Instructions to follow
Below is a block of records: output all of them exactly and leave out the pictures.

--- BEGIN Source material ---

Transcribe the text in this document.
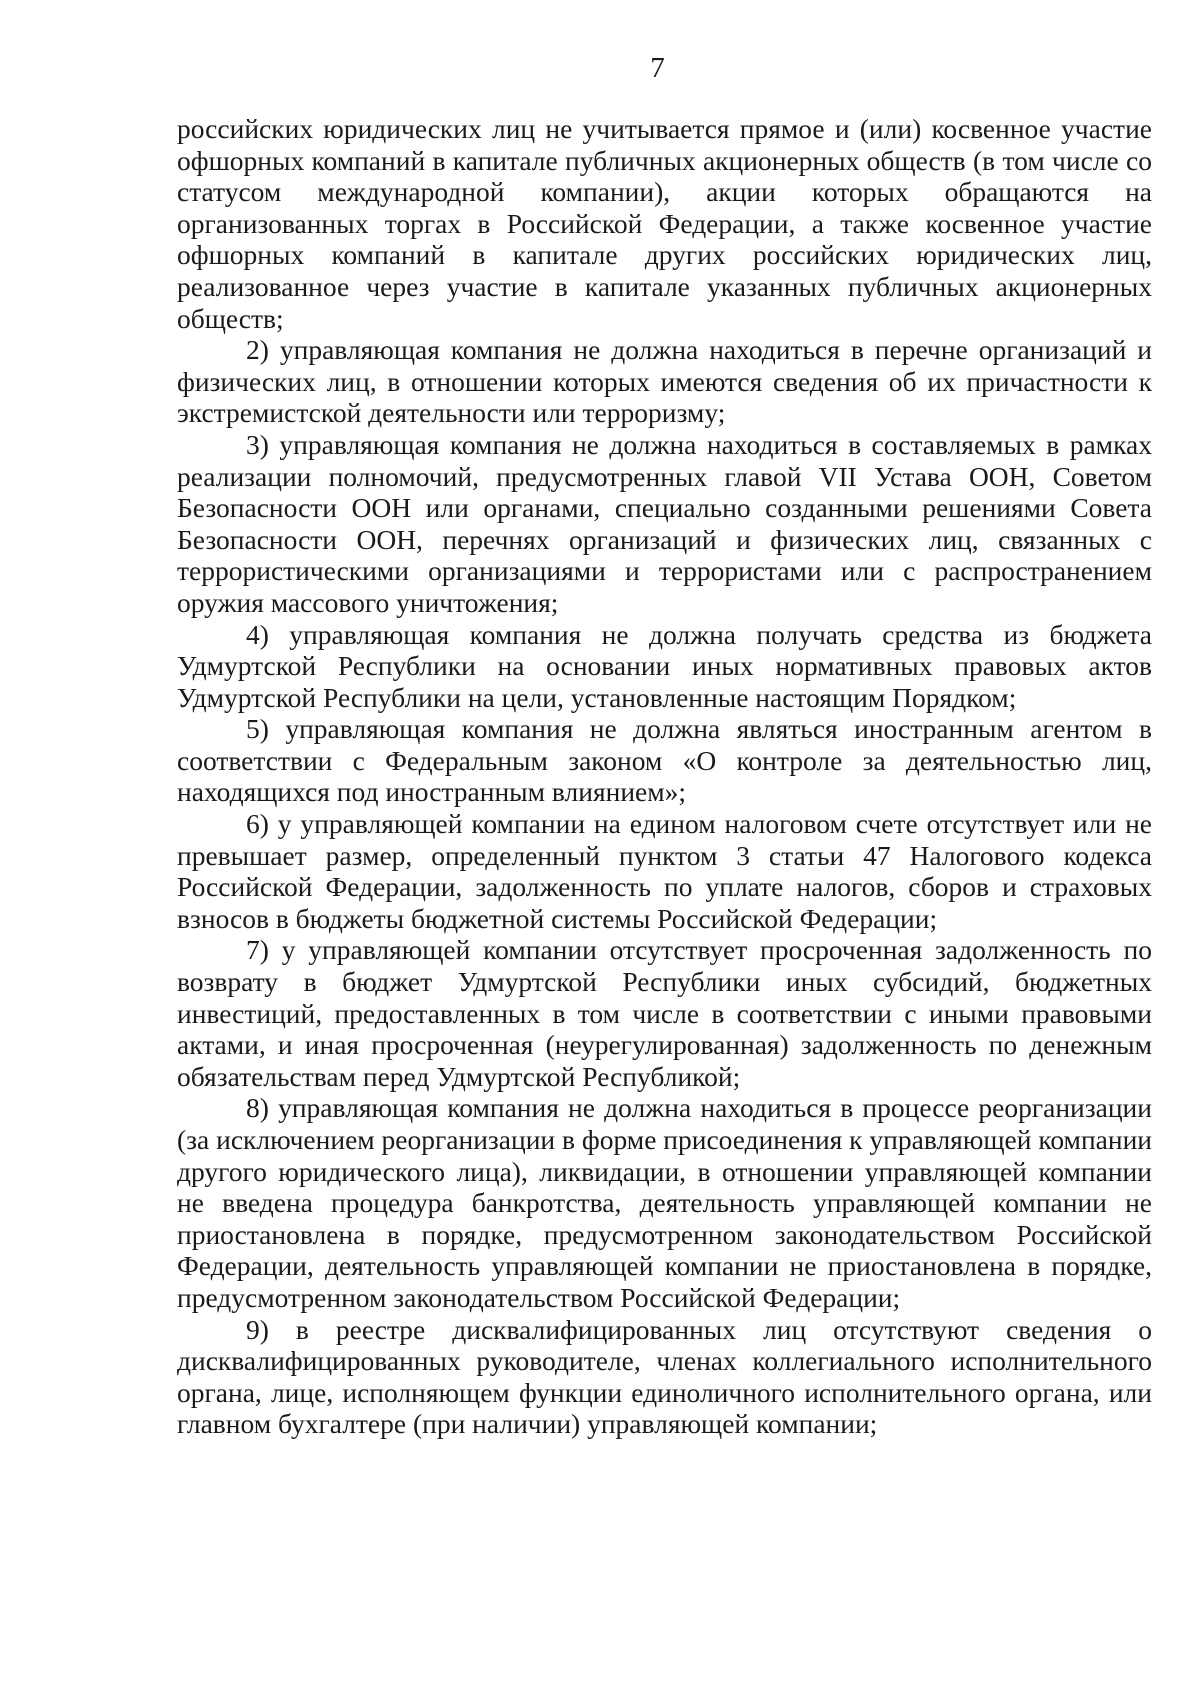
7

российских юридических лиц не учитывается прямое и (или) косвенное участие офшорных компаний в капитале публичных акционерных обществ (в том числе со статусом международной компании), акции которых обращаются на организованных торгах в Российской Федерации, а также косвенное участие офшорных компаний в капитале других российских юридических лиц, реализованное через участие в капитале указанных публичных акционерных обществ;

2) управляющая компания не должна находиться в перечне организаций и физических лиц, в отношении которых имеются сведения об их причастности к экстремистской деятельности или терроризму;

3) управляющая компания не должна находиться в составляемых в рамках реализации полномочий, предусмотренных главой VII Устава ООН, Советом Безопасности ООН или органами, специально созданными решениями Совета Безопасности ООН, перечнях организаций и физических лиц, связанных с террористическими организациями и террористами или с распространением оружия массового уничтожения;

4) управляющая компания не должна получать средства из бюджета Удмуртской Республики на основании иных нормативных правовых актов Удмуртской Республики на цели, установленные настоящим Порядком;

5) управляющая компания не должна являться иностранным агентом в соответствии с Федеральным законом «О контроле за деятельностью лиц, находящихся под иностранным влиянием»;

6) у управляющей компании на едином налоговом счете отсутствует или не превышает размер, определенный пунктом 3 статьи 47 Налогового кодекса Российской Федерации, задолженность по уплате налогов, сборов и страховых взносов в бюджеты бюджетной системы Российской Федерации;

7) у управляющей компании отсутствует просроченная задолженность по возврату в бюджет Удмуртской Республики иных субсидий, бюджетных инвестиций, предоставленных в том числе в соответствии с иными правовыми актами, и иная просроченная (неурегулированная) задолженность по денежным обязательствам перед Удмуртской Республикой;

8) управляющая компания не должна находиться в процессе реорганизации (за исключением реорганизации в форме присоединения к управляющей компании другого юридического лица), ликвидации, в отношении управляющей компании не введена процедура банкротства, деятельность управляющей компании не приостановлена в порядке, предусмотренном законодательством Российской Федерации, деятельность управляющей компании не приостановлена в порядке, предусмотренном законодательством Российской Федерации;

9) в реестре дисквалифицированных лиц отсутствуют сведения о дисквалифицированных руководителе, членах коллегиального исполнительного органа, лице, исполняющем функции единоличного исполнительного органа, или главном бухгалтере (при наличии) управляющей компании;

--- END Source material ---

Finished task
Transcribe the text in this document.
7

российских юридических лиц не учитывается прямое и (или) косвенное участие офшорных компаний в капитале публичных акционерных обществ (в том числе со статусом международной компании), акции которых обращаются на организованных торгах в Российской Федерации, а также косвенное участие офшорных компаний в капитале других российских юридических лиц, реализованное через участие в капитале указанных публичных акционерных обществ;

2) управляющая компания не должна находиться в перечне организаций и физических лиц, в отношении которых имеются сведения об их причастности к экстремистской деятельности или терроризму;

3) управляющая компания не должна находиться в составляемых в рамках реализации полномочий, предусмотренных главой VII Устава ООН, Советом Безопасности ООН или органами, специально созданными решениями Совета Безопасности ООН, перечнях организаций и физических лиц, связанных с террористическими организациями и террористами или с распространением оружия массового уничтожения;

4) управляющая компания не должна получать средства из бюджета Удмуртской Республики на основании иных нормативных правовых актов Удмуртской Республики на цели, установленные настоящим Порядком;

5) управляющая компания не должна являться иностранным агентом в соответствии с Федеральным законом «О контроле за деятельностью лиц, находящихся под иностранным влиянием»;

6) у управляющей компании на едином налоговом счете отсутствует или не превышает размер, определенный пунктом 3 статьи 47 Налогового кодекса Российской Федерации, задолженность по уплате налогов, сборов и страховых взносов в бюджеты бюджетной системы Российской Федерации;

7) у управляющей компании отсутствует просроченная задолженность по возврату в бюджет Удмуртской Республики иных субсидий, бюджетных инвестиций, предоставленных в том числе в соответствии с иными правовыми актами, и иная просроченная (неурегулированная) задолженность по денежным обязательствам перед Удмуртской Республикой;

8) управляющая компания не должна находиться в процессе реорганизации (за исключением реорганизации в форме присоединения к управляющей компании другого юридического лица), ликвидации, в отношении управляющей компании не введена процедура банкротства, деятельность управляющей компании не приостановлена в порядке, предусмотренном законодательством Российской Федерации, деятельность управляющей компании не приостановлена в порядке, предусмотренном законодательством Российской Федерации;

9) в реестре дисквалифицированных лиц отсутствуют сведения о дисквалифицированных руководителе, членах коллегиального исполнительного органа, лице, исполняющем функции единоличного исполнительного органа, или главном бухгалтере (при наличии) управляющей компании;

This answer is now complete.